======== Material to process

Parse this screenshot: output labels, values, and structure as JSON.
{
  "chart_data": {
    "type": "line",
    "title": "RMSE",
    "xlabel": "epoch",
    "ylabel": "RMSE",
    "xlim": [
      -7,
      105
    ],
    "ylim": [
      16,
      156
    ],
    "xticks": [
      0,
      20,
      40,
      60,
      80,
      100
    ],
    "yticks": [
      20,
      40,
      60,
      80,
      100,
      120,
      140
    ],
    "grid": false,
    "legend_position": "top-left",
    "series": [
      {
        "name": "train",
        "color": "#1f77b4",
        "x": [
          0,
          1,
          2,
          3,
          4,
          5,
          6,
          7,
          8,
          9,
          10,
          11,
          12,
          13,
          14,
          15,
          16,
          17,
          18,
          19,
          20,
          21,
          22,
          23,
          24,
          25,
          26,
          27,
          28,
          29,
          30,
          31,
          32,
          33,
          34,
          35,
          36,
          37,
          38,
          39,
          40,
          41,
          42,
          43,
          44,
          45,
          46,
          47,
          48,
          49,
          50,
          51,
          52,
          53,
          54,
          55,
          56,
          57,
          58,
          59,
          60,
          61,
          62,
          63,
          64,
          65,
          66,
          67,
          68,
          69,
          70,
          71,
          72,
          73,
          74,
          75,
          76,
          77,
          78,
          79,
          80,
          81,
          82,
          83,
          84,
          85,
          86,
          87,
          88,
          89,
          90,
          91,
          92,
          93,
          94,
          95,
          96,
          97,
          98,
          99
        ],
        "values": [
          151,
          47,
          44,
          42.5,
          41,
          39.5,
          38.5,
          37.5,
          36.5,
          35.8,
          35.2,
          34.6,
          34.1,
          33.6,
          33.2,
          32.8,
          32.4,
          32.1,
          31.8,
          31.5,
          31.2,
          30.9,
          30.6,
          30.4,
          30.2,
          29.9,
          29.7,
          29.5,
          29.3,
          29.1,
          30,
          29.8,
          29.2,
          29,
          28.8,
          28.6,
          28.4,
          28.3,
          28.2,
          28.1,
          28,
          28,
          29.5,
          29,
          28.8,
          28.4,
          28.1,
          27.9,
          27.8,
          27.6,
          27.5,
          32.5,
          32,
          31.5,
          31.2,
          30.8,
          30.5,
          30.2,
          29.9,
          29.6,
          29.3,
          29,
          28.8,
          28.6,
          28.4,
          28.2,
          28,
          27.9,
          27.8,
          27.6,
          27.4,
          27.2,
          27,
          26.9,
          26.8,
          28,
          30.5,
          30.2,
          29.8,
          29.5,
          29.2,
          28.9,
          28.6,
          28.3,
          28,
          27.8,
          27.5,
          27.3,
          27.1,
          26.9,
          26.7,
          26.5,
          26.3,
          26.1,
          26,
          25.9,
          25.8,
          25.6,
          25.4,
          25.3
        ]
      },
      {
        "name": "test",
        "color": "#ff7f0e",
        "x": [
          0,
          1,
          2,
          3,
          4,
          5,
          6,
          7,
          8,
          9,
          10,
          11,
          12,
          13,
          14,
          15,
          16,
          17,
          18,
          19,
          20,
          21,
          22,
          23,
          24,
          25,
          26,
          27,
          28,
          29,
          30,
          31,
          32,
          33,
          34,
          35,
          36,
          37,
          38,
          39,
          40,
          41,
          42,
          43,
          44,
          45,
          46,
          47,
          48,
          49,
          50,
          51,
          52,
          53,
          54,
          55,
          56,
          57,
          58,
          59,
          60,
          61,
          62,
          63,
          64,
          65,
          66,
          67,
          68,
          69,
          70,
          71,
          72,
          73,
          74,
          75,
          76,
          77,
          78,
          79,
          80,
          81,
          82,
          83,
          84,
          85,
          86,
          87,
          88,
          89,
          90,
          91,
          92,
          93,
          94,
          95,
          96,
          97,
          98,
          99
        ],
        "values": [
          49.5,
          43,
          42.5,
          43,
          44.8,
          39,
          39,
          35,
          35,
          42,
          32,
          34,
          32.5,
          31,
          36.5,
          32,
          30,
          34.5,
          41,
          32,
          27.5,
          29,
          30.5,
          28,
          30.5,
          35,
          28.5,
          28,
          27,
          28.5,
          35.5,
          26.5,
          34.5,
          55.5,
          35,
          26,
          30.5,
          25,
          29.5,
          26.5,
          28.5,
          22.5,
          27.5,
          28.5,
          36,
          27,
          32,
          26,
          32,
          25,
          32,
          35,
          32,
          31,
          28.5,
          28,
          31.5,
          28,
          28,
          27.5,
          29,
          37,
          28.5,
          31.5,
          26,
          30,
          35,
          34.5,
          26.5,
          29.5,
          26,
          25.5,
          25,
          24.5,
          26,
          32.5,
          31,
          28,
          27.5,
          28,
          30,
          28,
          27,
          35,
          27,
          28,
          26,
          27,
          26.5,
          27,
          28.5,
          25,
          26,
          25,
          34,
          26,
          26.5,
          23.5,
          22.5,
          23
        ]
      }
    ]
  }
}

================

> **The exercise**:
Each of the records should be retyped exactly.

> **Solved problem**:
Parse this screenshot: output labels, values, and structure as JSON.
{
  "chart_data": {
    "type": "line",
    "title": "RMSE",
    "xlabel": "epoch",
    "ylabel": "RMSE",
    "xlim": [
      -7,
      105
    ],
    "ylim": [
      16,
      156
    ],
    "xticks": [
      0,
      20,
      40,
      60,
      80,
      100
    ],
    "yticks": [
      20,
      40,
      60,
      80,
      100,
      120,
      140
    ],
    "grid": false,
    "legend_position": "top-left",
    "series": [
      {
        "name": "train",
        "color": "#1f77b4",
        "x": [
          0,
          1,
          2,
          3,
          4,
          5,
          6,
          7,
          8,
          9,
          10,
          11,
          12,
          13,
          14,
          15,
          16,
          17,
          18,
          19,
          20,
          21,
          22,
          23,
          24,
          25,
          26,
          27,
          28,
          29,
          30,
          31,
          32,
          33,
          34,
          35,
          36,
          37,
          38,
          39,
          40,
          41,
          42,
          43,
          44,
          45,
          46,
          47,
          48,
          49,
          50,
          51,
          52,
          53,
          54,
          55,
          56,
          57,
          58,
          59,
          60,
          61,
          62,
          63,
          64,
          65,
          66,
          67,
          68,
          69,
          70,
          71,
          72,
          73,
          74,
          75,
          76,
          77,
          78,
          79,
          80,
          81,
          82,
          83,
          84,
          85,
          86,
          87,
          88,
          89,
          90,
          91,
          92,
          93,
          94,
          95,
          96,
          97,
          98,
          99
        ],
        "values": [
          151,
          47,
          44,
          42.5,
          41,
          39.5,
          38.5,
          37.5,
          36.5,
          35.8,
          35.2,
          34.6,
          34.1,
          33.6,
          33.2,
          32.8,
          32.4,
          32.1,
          31.8,
          31.5,
          31.2,
          30.9,
          30.6,
          30.4,
          30.2,
          29.9,
          29.7,
          29.5,
          29.3,
          29.1,
          30,
          29.8,
          29.2,
          29,
          28.8,
          28.6,
          28.4,
          28.3,
          28.2,
          28.1,
          28,
          28,
          29.5,
          29,
          28.8,
          28.4,
          28.1,
          27.9,
          27.8,
          27.6,
          27.5,
          32.5,
          32,
          31.5,
          31.2,
          30.8,
          30.5,
          30.2,
          29.9,
          29.6,
          29.3,
          29,
          28.8,
          28.6,
          28.4,
          28.2,
          28,
          27.9,
          27.8,
          27.6,
          27.4,
          27.2,
          27,
          26.9,
          26.8,
          28,
          30.5,
          30.2,
          29.8,
          29.5,
          29.2,
          28.9,
          28.6,
          28.3,
          28,
          27.8,
          27.5,
          27.3,
          27.1,
          26.9,
          26.7,
          26.5,
          26.3,
          26.1,
          26,
          25.9,
          25.8,
          25.6,
          25.4,
          25.3
        ]
      },
      {
        "name": "test",
        "color": "#ff7f0e",
        "x": [
          0,
          1,
          2,
          3,
          4,
          5,
          6,
          7,
          8,
          9,
          10,
          11,
          12,
          13,
          14,
          15,
          16,
          17,
          18,
          19,
          20,
          21,
          22,
          23,
          24,
          25,
          26,
          27,
          28,
          29,
          30,
          31,
          32,
          33,
          34,
          35,
          36,
          37,
          38,
          39,
          40,
          41,
          42,
          43,
          44,
          45,
          46,
          47,
          48,
          49,
          50,
          51,
          52,
          53,
          54,
          55,
          56,
          57,
          58,
          59,
          60,
          61,
          62,
          63,
          64,
          65,
          66,
          67,
          68,
          69,
          70,
          71,
          72,
          73,
          74,
          75,
          76,
          77,
          78,
          79,
          80,
          81,
          82,
          83,
          84,
          85,
          86,
          87,
          88,
          89,
          90,
          91,
          92,
          93,
          94,
          95,
          96,
          97,
          98,
          99
        ],
        "values": [
          49.5,
          43,
          42.5,
          43,
          44.8,
          39,
          39,
          35,
          35,
          42,
          32,
          34,
          32.5,
          31,
          36.5,
          32,
          30,
          34.5,
          41,
          32,
          27.5,
          29,
          30.5,
          28,
          30.5,
          35,
          28.5,
          28,
          27,
          28.5,
          35.5,
          26.5,
          34.5,
          55.5,
          35,
          26,
          30.5,
          25,
          29.5,
          26.5,
          28.5,
          22.5,
          27.5,
          28.5,
          36,
          27,
          32,
          26,
          32,
          25,
          32,
          35,
          32,
          31,
          28.5,
          28,
          31.5,
          28,
          28,
          27.5,
          29,
          37,
          28.5,
          31.5,
          26,
          30,
          35,
          34.5,
          26.5,
          29.5,
          26,
          25.5,
          25,
          24.5,
          26,
          32.5,
          31,
          28,
          27.5,
          28,
          30,
          28,
          27,
          35,
          27,
          28,
          26,
          27,
          26.5,
          27,
          28.5,
          25,
          26,
          25,
          34,
          26,
          26.5,
          23.5,
          22.5,
          23
        ]
      }
    ]
  }
}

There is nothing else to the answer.